__PROMPT__:
Filter the records for "embolic" and keep each line that has it.

__RECORD SET__:
"""
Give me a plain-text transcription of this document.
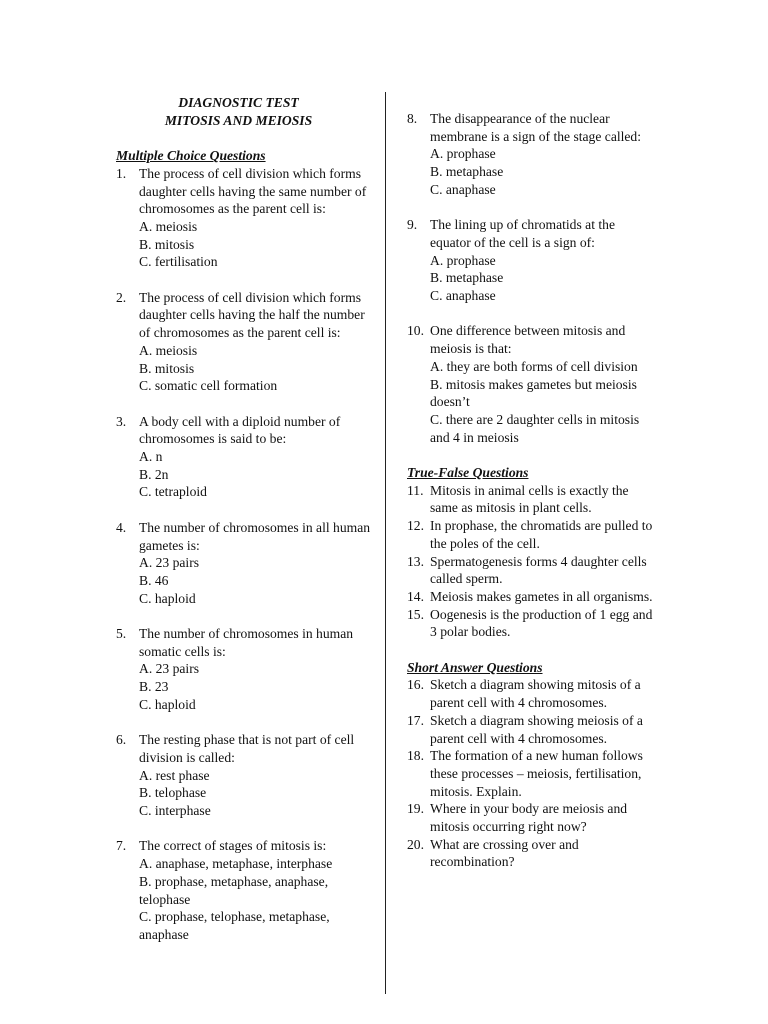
DIAGNOSTIC TEST
MITOSIS AND MEIOSIS
Multiple Choice Questions
1. The process of cell division which forms daughter cells having the same number of chromosomes as the parent cell is:
A. meiosis
B. mitosis
C. fertilisation
2. The process of cell division which forms daughter cells having the half the number of chromosomes as the parent cell is:
A. meiosis
B. mitosis
C. somatic cell formation
3. A body cell with a diploid number of chromosomes is said to be:
A. n
B. 2n
C. tetraploid
4. The number of chromosomes in all human gametes is:
A. 23 pairs
B. 46
C. haploid
5. The number of chromosomes in human somatic cells is:
A. 23 pairs
B. 23
C. haploid
6. The resting phase that is not part of cell division is called:
A. rest phase
B. telophase
C. interphase
7. The correct of stages of mitosis is:
A. anaphase, metaphase, interphase
B. prophase, metaphase, anaphase, telophase
C. prophase, telophase, metaphase, anaphase
8. The disappearance of the nuclear membrane is a sign of the stage called:
A. prophase
B. metaphase
C. anaphase
9. The lining up of chromatids at the equator of the cell is a sign of:
A. prophase
B. metaphase
C. anaphase
10. One difference between mitosis and meiosis is that:
A. they are both forms of cell division
B. mitosis makes gametes but meiosis doesn’t
C. there are 2 daughter cells in mitosis and 4 in meiosis
True-False Questions
11. Mitosis in animal cells is exactly the same as mitosis in plant cells.
12. In prophase, the chromatids are pulled to the poles of the cell.
13. Spermatogenesis forms 4 daughter cells called sperm.
14. Meiosis makes gametes in all organisms.
15. Oogenesis is the production of 1 egg and 3 polar bodies.
Short Answer Questions
16. Sketch a diagram showing mitosis of a parent cell with 4 chromosomes.
17. Sketch a diagram showing meiosis of a parent cell with 4 chromosomes.
18. The formation of a new human follows these processes – meiosis, fertilisation, mitosis. Explain.
19. Where in your body are meiosis and mitosis occurring right now?
20. What are crossing over and recombination?
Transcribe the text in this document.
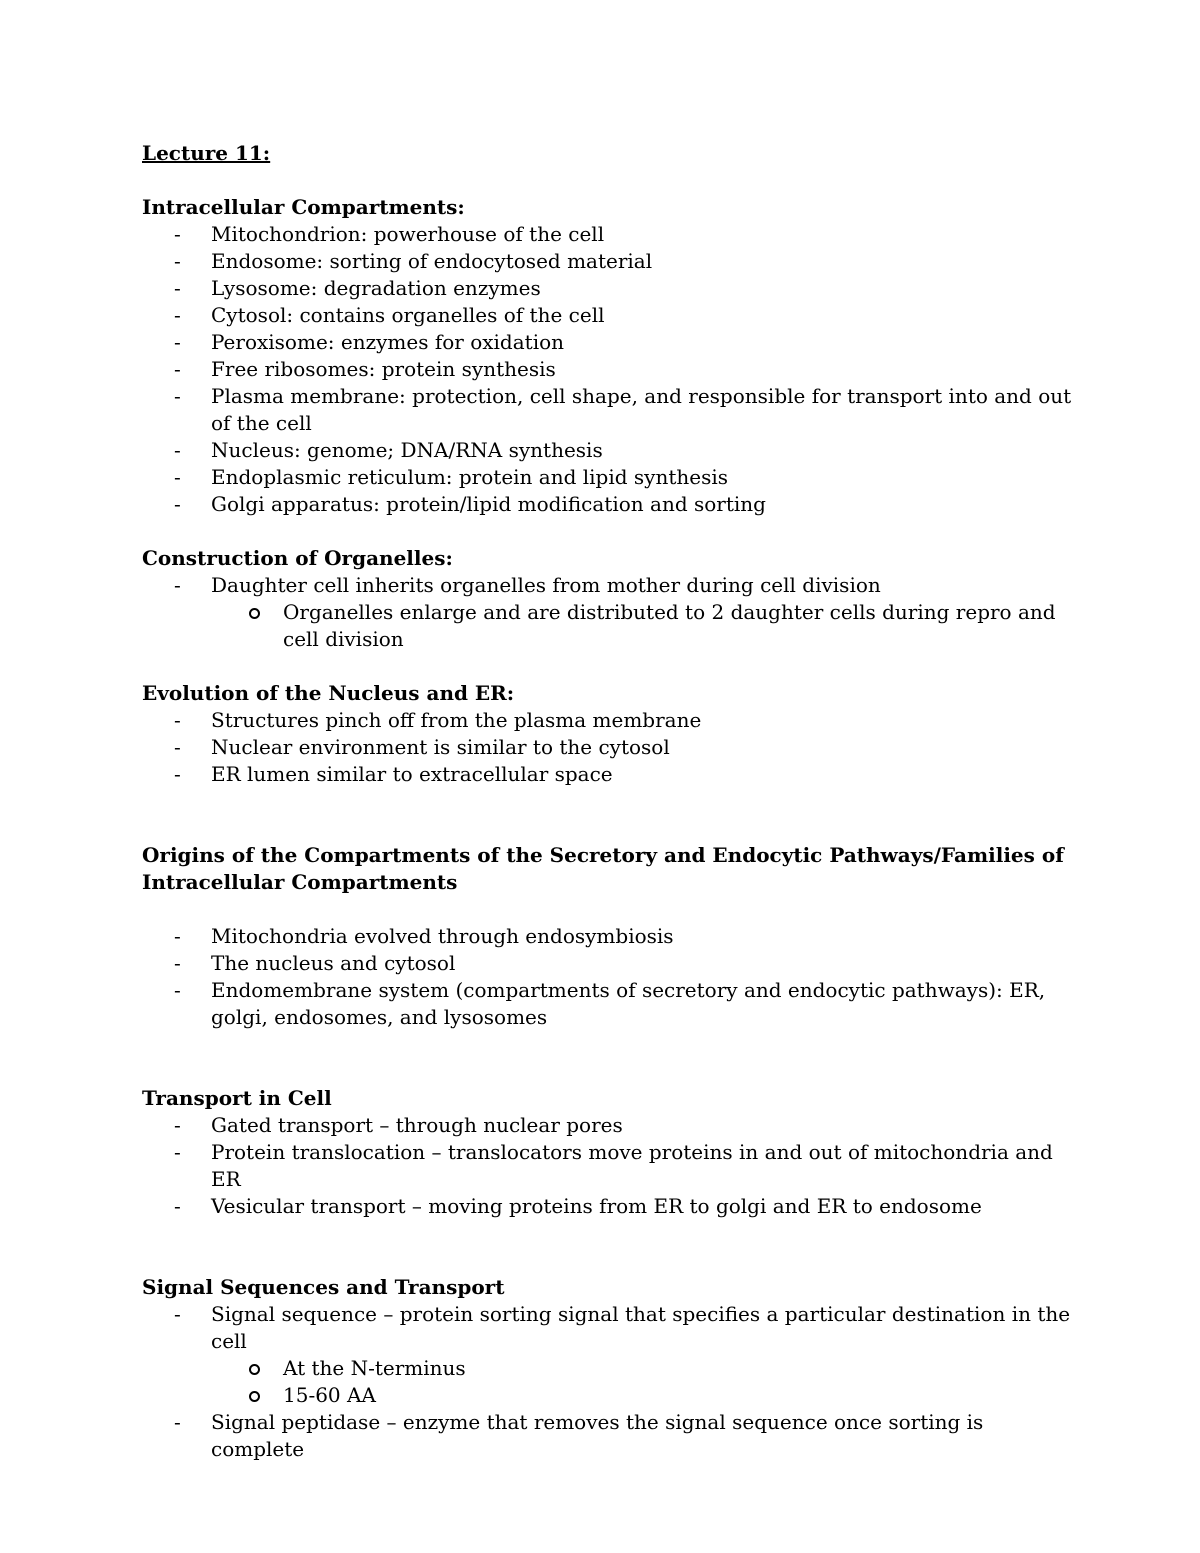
Lecture 11:
Intracellular Compartments:
- Mitochondrion: powerhouse of the cell
- Endosome: sorting of endocytosed material
- Lysosome: degradation enzymes
- Cytosol: contains organelles of the cell
- Peroxisome: enzymes for oxidation
- Free ribosomes: protein synthesis
- Plasma membrane: protection, cell shape, and responsible for transport into and out of the cell
- Nucleus: genome; DNA/RNA synthesis
- Endoplasmic reticulum: protein and lipid synthesis
- Golgi apparatus: protein/lipid modification and sorting
Construction of Organelles:
- Daughter cell inherits organelles from mother during cell division
Organelles enlarge and are distributed to 2 daughter cells during repro and cell division
Evolution of the Nucleus and ER:
- Structures pinch off from the plasma membrane
- Nuclear environment is similar to the cytosol
- ER lumen similar to extracellular space
Origins of the Compartments of the Secretory and Endocytic Pathways/Families of Intracellular Compartments
- Mitochondria evolved through endosymbiosis
- The nucleus and cytosol
- Endomembrane system (compartments of secretory and endocytic pathways): ER, golgi, endosomes, and lysosomes
Transport in Cell
- Gated transport – through nuclear pores
- Protein translocation – translocators move proteins in and out of mitochondria and ER
- Vesicular transport – moving proteins from ER to golgi and ER to endosome
Signal Sequences and Transport
- Signal sequence – protein sorting signal that specifies a particular destination in the cell
At the N-terminus
15-60 AA
- Signal peptidase – enzyme that removes the signal sequence once sorting is complete
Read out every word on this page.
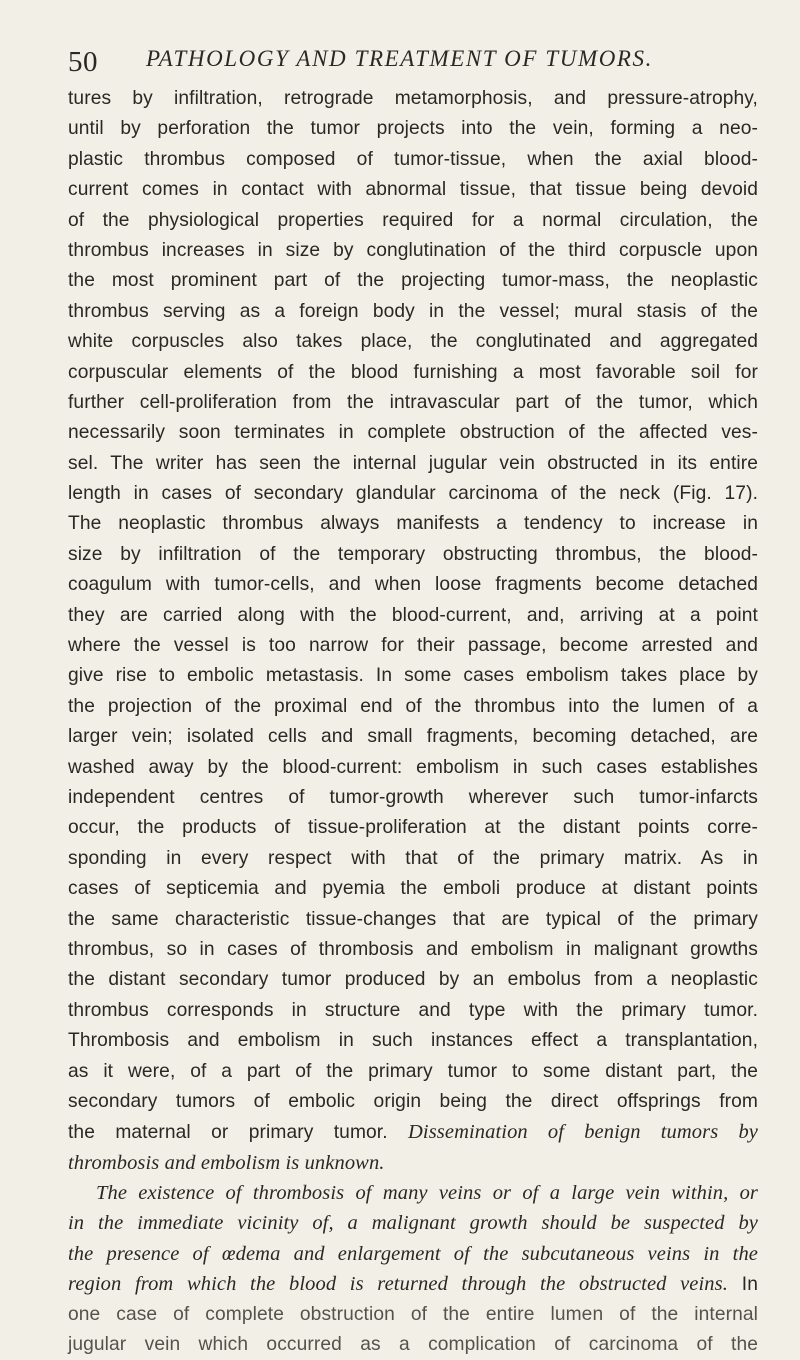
50 PATHOLOGY AND TREATMENT OF TUMORS.
tures by infiltration, retrograde metamorphosis, and pressure-atrophy,
until by perforation the tumor projects into the vein, forming a neo-
plastic thrombus composed of tumor-tissue, when the axial blood-
current comes in contact with abnormal tissue, that tissue being devoid
of the physiological properties required for a normal circulation, the
thrombus increases in size by conglutination of the third corpuscle upon
the most prominent part of the projecting tumor-mass, the neoplastic
thrombus serving as a foreign body in the vessel; mural stasis of the
white corpuscles also takes place, the conglutinated and aggregated
corpuscular elements of the blood furnishing a most favorable soil for
further cell-proliferation from the intravascular part of the tumor, which
necessarily soon terminates in complete obstruction of the affected ves-
sel. The writer has seen the internal jugular vein obstructed in its entire
length in cases of secondary glandular carcinoma of the neck (Fig. 17).
The neoplastic thrombus always manifests a tendency to increase in
size by infiltration of the temporary obstructing thrombus, the blood-
coagulum with tumor-cells, and when loose fragments become detached
they are carried along with the blood-current, and, arriving at a point
where the vessel is too narrow for their passage, become arrested and
give rise to embolic metastasis. In some cases embolism takes place by
the projection of the proximal end of the thrombus into the lumen of a
larger vein; isolated cells and small fragments, becoming detached, are
washed away by the blood-current: embolism in such cases establishes
independent centres of tumor-growth wherever such tumor-infarcts
occur, the products of tissue-proliferation at the distant points corre-
sponding in every respect with that of the primary matrix. As in
cases of septicemia and pyemia the emboli produce at distant points
the same characteristic tissue-changes that are typical of the primary
thrombus, so in cases of thrombosis and embolism in malignant growths
the distant secondary tumor produced by an embolus from a neoplastic
thrombus corresponds in structure and type with the primary tumor.
Thrombosis and embolism in such instances effect a transplantation,
as it were, of a part of the primary tumor to some distant part, the
secondary tumors of embolic origin being the direct offsprings from
the maternal or primary tumor. Dissemination of benign tumors by
thrombosis and embolism is unknown.
The existence of thrombosis of many veins or of a large vein within, or
in the immediate vicinity of, a malignant growth should be suspected by
the presence of œdema and enlargement of the subcutaneous veins in the
region from which the blood is returned through the obstructed veins. In
one case of complete obstruction of the entire lumen of the internal
jugular vein which occurred as a complication of carcinoma of the
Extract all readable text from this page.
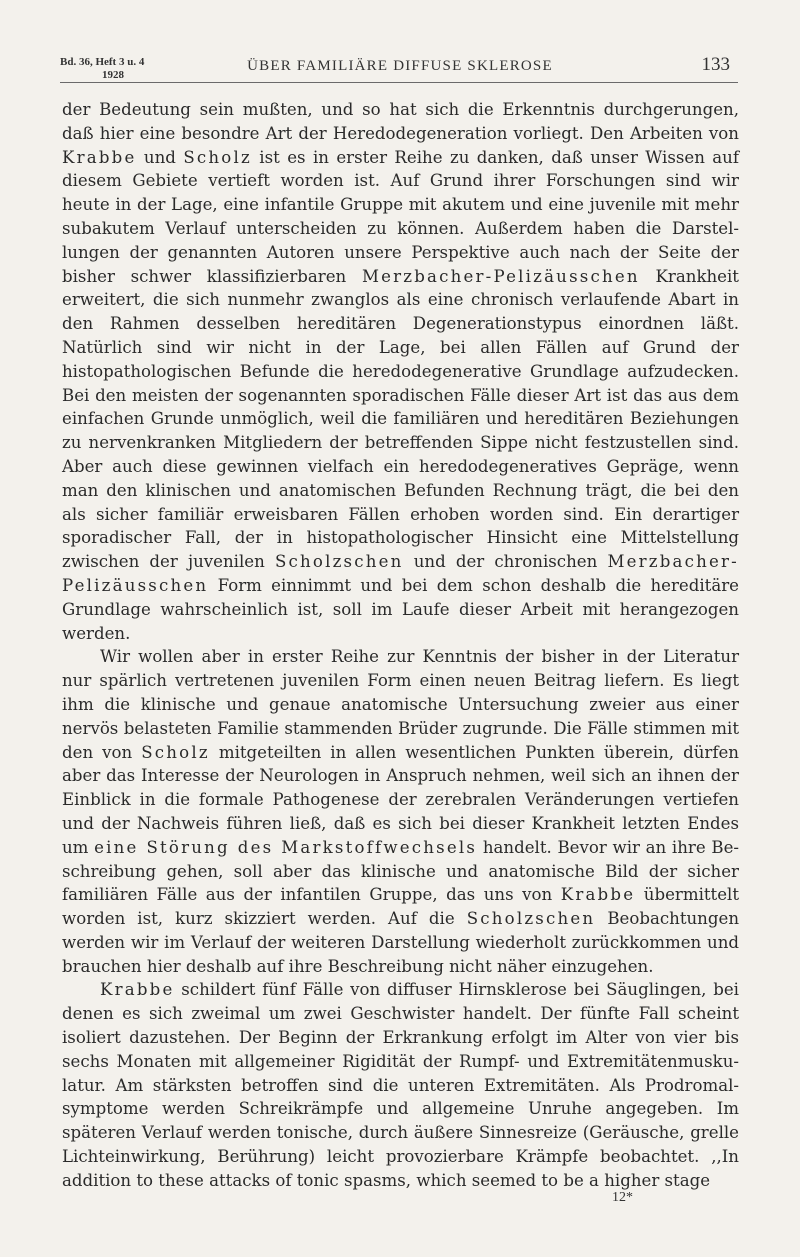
Bd. 36, Heft 3 u. 4
1928
ÜBER FAMILIÄRE DIFFUSE SKLEROSE	133

der Bedeutung sein mußten, und so hat sich die Erkenntnis durchgerungen, daß hier eine besondre Art der Heredodegeneration vorliegt. Den Arbeiten von Krabbe und Scholz ist es in erster Reihe zu danken, daß unser Wissen auf diesem Gebiete vertieft worden ist. Auf Grund ihrer Forschungen sind wir heute in der Lage, eine infantile Gruppe mit akutem und eine juvenile mit mehr subakutem Verlauf unterscheiden zu können. Außerdem haben die Darstellungen der genannten Autoren unsere Perspektive auch nach der Seite der bisher schwer klassifizierbaren Merzbacher-Pelizäusschen Krankheit erweitert, die sich nunmehr zwanglos als eine chronisch verlaufende Abart in den Rahmen desselben hereditären Degenerationstypus einordnen läßt. Natürlich sind wir nicht in der Lage, bei allen Fällen auf Grund der histopathologischen Befunde die heredodegenerative Grundlage aufzudecken. Bei den meisten der sogenannten sporadischen Fälle dieser Art ist das aus dem einfachen Grunde unmöglich, weil die familiären und hereditären Beziehungen zu nervenkranken Mitgliedern der betreffenden Sippe nicht festzustellen sind. Aber auch diese gewinnen vielfach ein heredodegeneratives Gepräge, wenn man den klinischen und anatomischen Befunden Rechnung trägt, die bei den als sicher familiär erweisbaren Fällen erhoben worden sind. Ein derartiger sporadischer Fall, der in histopathologischer Hinsicht eine Mittelstellung zwischen der juvenilen Scholzschen und der chronischen Merzbacher-Pelizäusschen Form einnimmt und bei dem schon deshalb die hereditäre Grundlage wahrscheinlich ist, soll im Laufe dieser Arbeit mit herangezogen werden.

Wir wollen aber in erster Reihe zur Kenntnis der bisher in der Literatur nur spärlich vertretenen juvenilen Form einen neuen Beitrag liefern. Es liegt ihm die klinische und genaue anatomische Untersuchung zweier aus einer nervös belasteten Familie stammenden Brüder zugrunde. Die Fälle stimmen mit den von Scholz mitgeteilten in allen wesentlichen Punkten überein, dürfen aber das Interesse der Neurologen in Anspruch nehmen, weil sich an ihnen der Einblick in die formale Pathogenese der zerebralen Veränderungen vertiefen und der Nachweis führen ließ, daß es sich bei dieser Krankheit letzten Endes um eine Störung des Markstoffwechsels handelt. Bevor wir an ihre Beschreibung gehen, soll aber das klinische und anatomische Bild der sicher familiären Fälle aus der infantilen Gruppe, das uns von Krabbe übermittelt worden ist, kurz skizziert werden. Auf die Scholzschen Beobachtungen werden wir im Verlauf der weiteren Darstellung wiederholt zurückkommen und brauchen hier deshalb auf ihre Beschreibung nicht näher einzugehen.

Krabbe schildert fünf Fälle von diffuser Hirnsklerose bei Säuglingen, bei denen es sich zweimal um zwei Geschwister handelt. Der fünfte Fall scheint isoliert dazustehen. Der Beginn der Erkrankung erfolgt im Alter von vier bis sechs Monaten mit allgemeiner Rigidität der Rumpf- und Extremitätenmuskulatur. Am stärksten betroffen sind die unteren Extremitäten. Als Prodromalsymptome werden Schreikrämpfe und allgemeine Unruhe angegeben. Im späteren Verlauf werden tonische, durch äußere Sinnesreize (Geräusche, grelle Lichteinwirkung, Berührung) leicht provozierbare Krämpfe beobachtet. ,,In addition to these attacks of tonic spasms, which seemed to be a higher stage

12*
"""
__REPLY__:
give rise to embolic metastasis. In some cases embolism takes place by
secondary tumors of embolic origin being the direct offsprings from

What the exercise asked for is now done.